• _Problem description_
Your copy of the material must match it exactly, except that pictures are dropped.

• _Listing_
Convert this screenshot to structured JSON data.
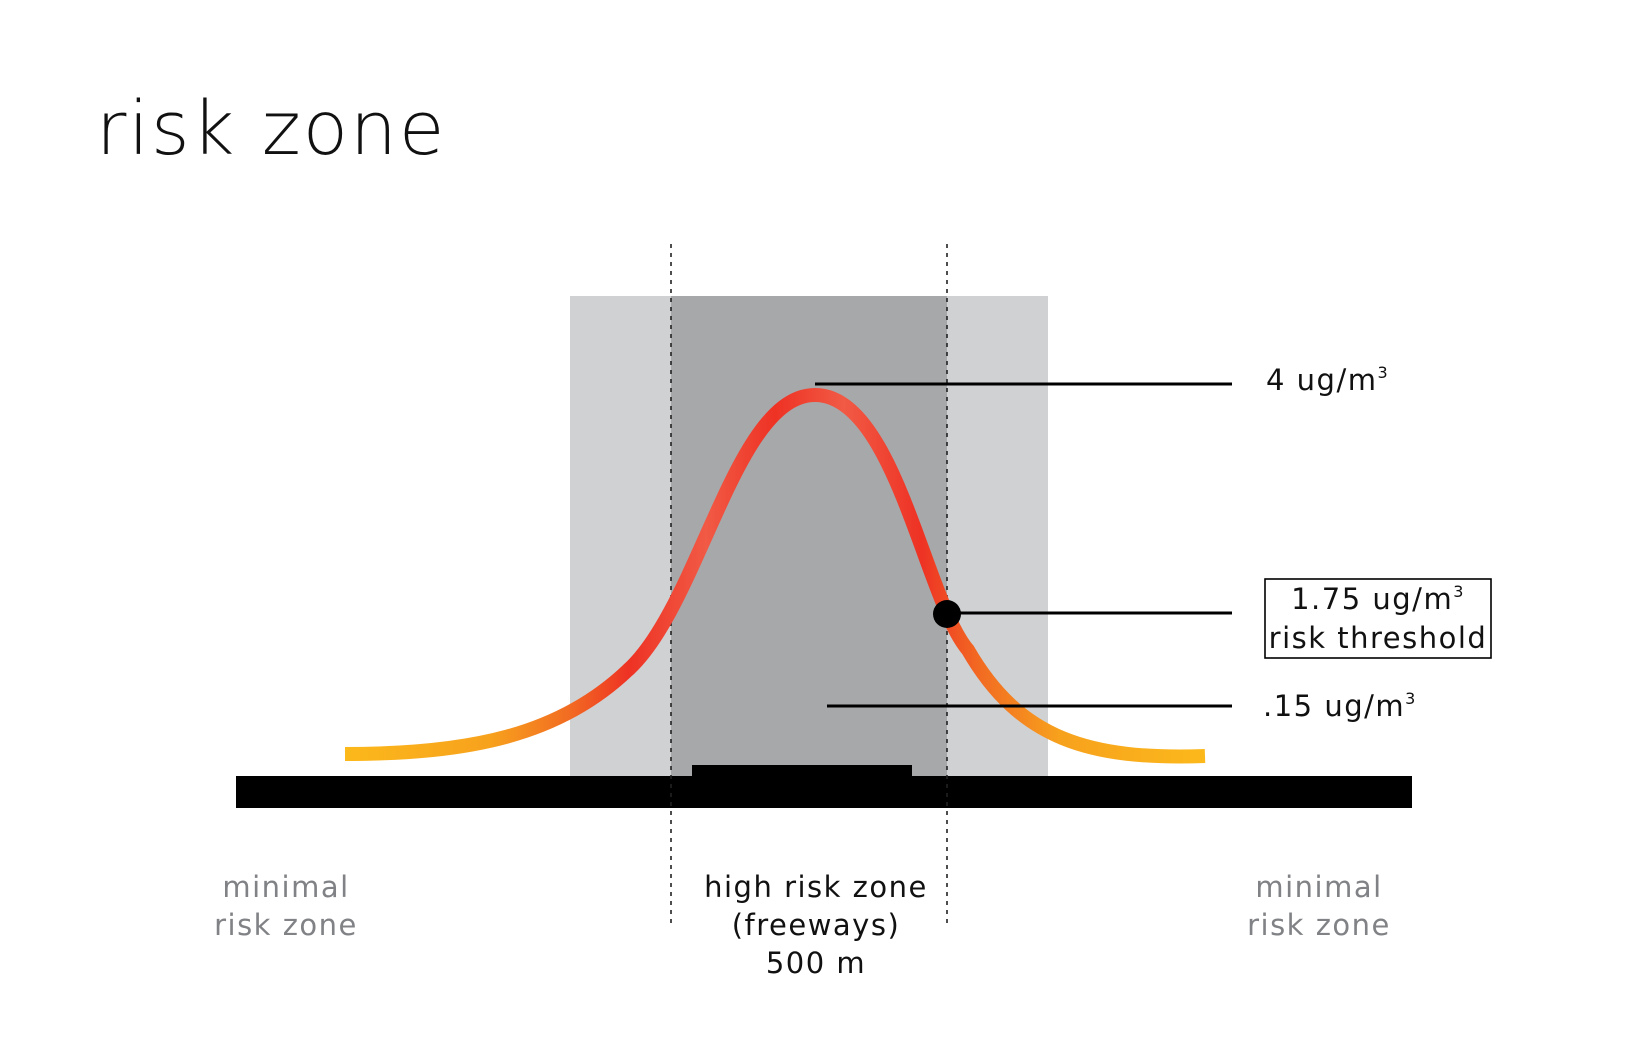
{
  "title": "risk zone",
  "colors": {
    "outer_zone_fill": "#d0d1d3",
    "inner_zone_fill": "#a7a8aa",
    "road_fill": "#000000",
    "curve_peak": "#ee3224",
    "curve_tail": "#fcb91b",
    "threshold_marker": "#000000",
    "muted_text": "#808285"
  },
  "icons": {
    "threshold_marker": "filled-circle"
  },
  "annotations": {
    "peak": {
      "value_text": "4 ug/m",
      "unit_exponent": "3"
    },
    "threshold": {
      "value_text": "1.75 ug/m",
      "unit_exponent": "3",
      "label": "risk threshold"
    },
    "baseline": {
      "value_text": ".15 ug/m",
      "unit_exponent": "3"
    }
  },
  "zones": {
    "left": {
      "line1": "minimal",
      "line2": "risk zone"
    },
    "center": {
      "line1": "high risk zone",
      "line2": "(freeways)",
      "line3": "500 m"
    },
    "right": {
      "line1": "minimal",
      "line2": "risk zone"
    }
  }
}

• _The reply_
Convert this screenshot to structured JSON data.
{
  "title": "risk zone",
  "colors": {
    "outer_zone_fill": "#d0d1d3",
    "inner_zone_fill": "#a7a8aa",
    "road_fill": "#000000",
    "curve_peak": "#ee3224",
    "curve_tail": "#fcb91b",
    "threshold_marker": "#000000",
    "muted_text": "#808285"
  },
  "icons": {
    "threshold_marker": "filled-circle"
  },
  "annotations": {
    "peak": {
      "value_text": "4 ug/m",
      "unit_exponent": "3"
    },
    "threshold": {
      "value_text": "1.75 ug/m",
      "unit_exponent": "3",
      "label": "risk threshold"
    },
    "baseline": {
      "value_text": ".15 ug/m",
      "unit_exponent": "3"
    }
  },
  "zones": {
    "left": {
      "line1": "minimal",
      "line2": "risk zone"
    },
    "center": {
      "line1": "high risk zone",
      "line2": "(freeways)",
      "line3": "500 m"
    },
    "right": {
      "line1": "minimal",
      "line2": "risk zone"
    }
  }
}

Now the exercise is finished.